TASK DESCRIPTION:
Return every record below exactly as written, omitting any pictures.
########################################
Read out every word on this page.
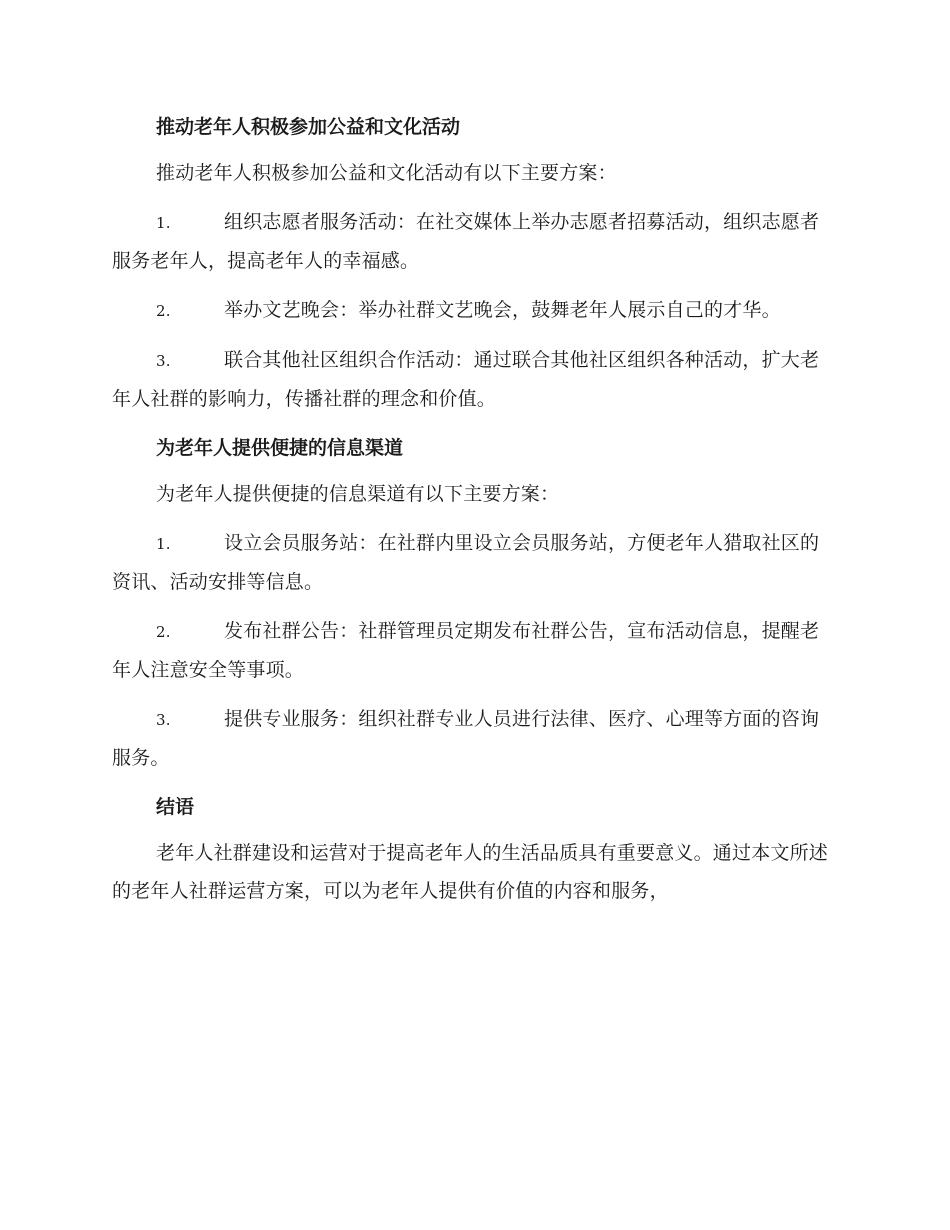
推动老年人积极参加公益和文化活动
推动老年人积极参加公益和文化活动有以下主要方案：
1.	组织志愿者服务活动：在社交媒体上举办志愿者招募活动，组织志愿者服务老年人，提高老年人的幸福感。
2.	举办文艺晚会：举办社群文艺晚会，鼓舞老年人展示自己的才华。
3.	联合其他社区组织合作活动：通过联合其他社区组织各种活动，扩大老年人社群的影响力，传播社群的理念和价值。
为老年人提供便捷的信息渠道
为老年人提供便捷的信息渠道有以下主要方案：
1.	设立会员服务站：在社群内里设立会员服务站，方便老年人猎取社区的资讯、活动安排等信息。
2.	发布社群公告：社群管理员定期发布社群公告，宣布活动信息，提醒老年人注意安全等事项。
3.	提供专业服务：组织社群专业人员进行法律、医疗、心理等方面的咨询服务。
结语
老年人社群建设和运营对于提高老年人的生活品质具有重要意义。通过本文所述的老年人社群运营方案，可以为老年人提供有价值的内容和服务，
########################################
EXERCISE ANSWER:
Read out every word on this page.
推动老年人积极参加公益和文化活动
推动老年人积极参加公益和文化活动有以下主要方案：
1.	组织志愿者服务活动：在社交媒体上举办志愿者招募活动，组织志愿者服务老年人，提高老年人的幸福感。
2.	举办文艺晚会：举办社群文艺晚会，鼓舞老年人展示自己的才华。
3.	联合其他社区组织合作活动：通过联合其他社区组织各种活动，扩大老年人社群的影响力，传播社群的理念和价值。
为老年人提供便捷的信息渠道
为老年人提供便捷的信息渠道有以下主要方案：
1.	设立会员服务站：在社群内里设立会员服务站，方便老年人猎取社区的资讯、活动安排等信息。
2.	发布社群公告：社群管理员定期发布社群公告，宣布活动信息，提醒老年人注意安全等事项。
3.	提供专业服务：组织社群专业人员进行法律、医疗、心理等方面的咨询服务。
结语
老年人社群建设和运营对于提高老年人的生活品质具有重要意义。通过本文所述的老年人社群运营方案，可以为老年人提供有价值的内容和服务，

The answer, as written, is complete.